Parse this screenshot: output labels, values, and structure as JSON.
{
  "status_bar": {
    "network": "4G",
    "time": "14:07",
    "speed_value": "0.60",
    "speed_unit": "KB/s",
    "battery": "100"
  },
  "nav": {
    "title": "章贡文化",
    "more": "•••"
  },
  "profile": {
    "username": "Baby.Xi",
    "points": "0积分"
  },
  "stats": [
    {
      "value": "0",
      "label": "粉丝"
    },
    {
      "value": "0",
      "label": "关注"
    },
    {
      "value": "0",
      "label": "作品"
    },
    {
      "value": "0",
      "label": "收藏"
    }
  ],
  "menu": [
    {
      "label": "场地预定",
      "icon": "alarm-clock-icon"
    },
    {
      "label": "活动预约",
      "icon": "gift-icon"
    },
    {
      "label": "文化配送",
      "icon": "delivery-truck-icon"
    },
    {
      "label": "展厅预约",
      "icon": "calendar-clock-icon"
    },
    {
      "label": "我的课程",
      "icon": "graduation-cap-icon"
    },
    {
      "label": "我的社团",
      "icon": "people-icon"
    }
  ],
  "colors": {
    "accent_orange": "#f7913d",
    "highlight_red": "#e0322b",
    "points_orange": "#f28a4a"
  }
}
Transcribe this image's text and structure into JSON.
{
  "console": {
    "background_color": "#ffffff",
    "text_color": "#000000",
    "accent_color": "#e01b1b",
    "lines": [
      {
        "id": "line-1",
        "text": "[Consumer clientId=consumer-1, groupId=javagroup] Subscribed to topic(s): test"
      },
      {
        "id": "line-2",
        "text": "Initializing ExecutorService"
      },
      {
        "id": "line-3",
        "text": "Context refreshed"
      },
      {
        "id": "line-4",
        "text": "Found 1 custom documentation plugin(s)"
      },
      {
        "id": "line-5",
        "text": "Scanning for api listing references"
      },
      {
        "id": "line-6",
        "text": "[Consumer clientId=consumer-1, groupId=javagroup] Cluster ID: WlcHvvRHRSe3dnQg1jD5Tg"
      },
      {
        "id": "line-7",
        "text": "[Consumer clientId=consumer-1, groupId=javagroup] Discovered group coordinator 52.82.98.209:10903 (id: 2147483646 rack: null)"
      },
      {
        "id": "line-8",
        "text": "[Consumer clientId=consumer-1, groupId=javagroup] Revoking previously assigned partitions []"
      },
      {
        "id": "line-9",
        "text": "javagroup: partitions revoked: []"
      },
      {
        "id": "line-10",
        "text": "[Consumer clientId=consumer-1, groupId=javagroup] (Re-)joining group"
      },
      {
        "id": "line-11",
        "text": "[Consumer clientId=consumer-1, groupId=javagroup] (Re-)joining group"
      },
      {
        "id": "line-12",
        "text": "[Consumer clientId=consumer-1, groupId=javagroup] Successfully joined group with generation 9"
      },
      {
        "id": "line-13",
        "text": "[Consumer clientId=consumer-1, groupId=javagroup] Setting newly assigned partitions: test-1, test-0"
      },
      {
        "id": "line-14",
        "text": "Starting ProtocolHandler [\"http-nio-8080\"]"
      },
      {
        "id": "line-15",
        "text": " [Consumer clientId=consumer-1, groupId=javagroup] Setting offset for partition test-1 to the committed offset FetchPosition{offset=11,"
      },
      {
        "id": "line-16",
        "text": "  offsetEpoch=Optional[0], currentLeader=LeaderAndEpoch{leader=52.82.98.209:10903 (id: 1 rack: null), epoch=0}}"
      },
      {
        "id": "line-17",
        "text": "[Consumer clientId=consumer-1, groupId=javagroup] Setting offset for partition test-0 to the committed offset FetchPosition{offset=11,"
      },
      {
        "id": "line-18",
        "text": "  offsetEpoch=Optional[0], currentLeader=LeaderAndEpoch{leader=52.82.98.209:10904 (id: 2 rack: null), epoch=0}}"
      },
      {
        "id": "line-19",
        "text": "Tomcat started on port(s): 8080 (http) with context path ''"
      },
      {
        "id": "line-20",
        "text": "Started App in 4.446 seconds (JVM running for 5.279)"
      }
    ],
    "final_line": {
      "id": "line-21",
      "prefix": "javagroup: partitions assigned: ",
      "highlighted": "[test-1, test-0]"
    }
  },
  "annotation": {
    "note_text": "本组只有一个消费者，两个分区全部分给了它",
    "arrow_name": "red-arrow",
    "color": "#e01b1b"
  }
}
^^^^
> _GIVEN PROBLEM_
Restate all of the entries exactly, please.

> _THE ANSWER_
Parse this screenshot: output labels, values, and structure as JSON.
{
  "status_bar": {
    "network": "4G",
    "time": "14:07",
    "speed_value": "0.60",
    "speed_unit": "KB/s",
    "battery": "100"
  },
  "nav": {
    "title": "章贡文化",
    "more": "•••"
  },
  "profile": {
    "username": "Baby.Xi",
    "points": "0积分"
  },
  "stats": [
    {
      "value": "0",
      "label": "粉丝"
    },
    {
      "value": "0",
      "label": "关注"
    },
    {
      "value": "0",
      "label": "作品"
    },
    {
      "value": "0",
      "label": "收藏"
    }
  ],
  "menu": [
    {
      "label": "场地预定",
      "icon": "alarm-clock-icon"
    },
    {
      "label": "活动预约",
      "icon": "gift-icon"
    },
    {
      "label": "文化配送",
      "icon": "delivery-truck-icon"
    },
    {
      "label": "展厅预约",
      "icon": "calendar-clock-icon"
    },
    {
      "label": "我的课程",
      "icon": "graduation-cap-icon"
    },
    {
      "label": "我的社团",
      "icon": "people-icon"
    }
  ],
  "colors": {
    "accent_orange": "#f7913d",
    "highlight_red": "#e0322b",
    "points_orange": "#f28a4a"
  }
}
Transcribe this image's text and structure into JSON.
{
  "console": {
    "background_color": "#ffffff",
    "text_color": "#000000",
    "accent_color": "#e01b1b",
    "lines": [
      {
        "id": "line-1",
        "text": "[Consumer clientId=consumer-1, groupId=javagroup] Subscribed to topic(s): test"
      },
      {
        "id": "line-2",
        "text": "Initializing ExecutorService"
      },
      {
        "id": "line-3",
        "text": "Context refreshed"
      },
      {
        "id": "line-4",
        "text": "Found 1 custom documentation plugin(s)"
      },
      {
        "id": "line-5",
        "text": "Scanning for api listing references"
      },
      {
        "id": "line-6",
        "text": "[Consumer clientId=consumer-1, groupId=javagroup] Cluster ID: WlcHvvRHRSe3dnQg1jD5Tg"
      },
      {
        "id": "line-7",
        "text": "[Consumer clientId=consumer-1, groupId=javagroup] Discovered group coordinator 52.82.98.209:10903 (id: 2147483646 rack: null)"
      },
      {
        "id": "line-8",
        "text": "[Consumer clientId=consumer-1, groupId=javagroup] Revoking previously assigned partitions []"
      },
      {
        "id": "line-9",
        "text": "javagroup: partitions revoked: []"
      },
      {
        "id": "line-10",
        "text": "[Consumer clientId=consumer-1, groupId=javagroup] (Re-)joining group"
      },
      {
        "id": "line-11",
        "text": "[Consumer clientId=consumer-1, groupId=javagroup] (Re-)joining group"
      },
      {
        "id": "line-12",
        "text": "[Consumer clientId=consumer-1, groupId=javagroup] Successfully joined group with generation 9"
      },
      {
        "id": "line-13",
        "text": "[Consumer clientId=consumer-1, groupId=javagroup] Setting newly assigned partitions: test-1, test-0"
      },
      {
        "id": "line-14",
        "text": "Starting ProtocolHandler [\"http-nio-8080\"]"
      },
      {
        "id": "line-15",
        "text": " [Consumer clientId=consumer-1, groupId=javagroup] Setting offset for partition test-1 to the committed offset FetchPosition{offset=11,"
      },
      {
        "id": "line-16",
        "text": "  offsetEpoch=Optional[0], currentLeader=LeaderAndEpoch{leader=52.82.98.209:10903 (id: 1 rack: null), epoch=0}}"
      },
      {
        "id": "line-17",
        "text": "[Consumer clientId=consumer-1, groupId=javagroup] Setting offset for partition test-0 to the committed offset FetchPosition{offset=11,"
      },
      {
        "id": "line-18",
        "text": "  offsetEpoch=Optional[0], currentLeader=LeaderAndEpoch{leader=52.82.98.209:10904 (id: 2 rack: null), epoch=0}}"
      },
      {
        "id": "line-19",
        "text": "Tomcat started on port(s): 8080 (http) with context path ''"
      },
      {
        "id": "line-20",
        "text": "Started App in 4.446 seconds (JVM running for 5.279)"
      }
    ],
    "final_line": {
      "id": "line-21",
      "prefix": "javagroup: partitions assigned: ",
      "highlighted": "[test-1, test-0]"
    }
  },
  "annotation": {
    "note_text": "本组只有一个消费者，两个分区全部分给了它",
    "arrow_name": "red-arrow",
    "color": "#e01b1b"
  }
}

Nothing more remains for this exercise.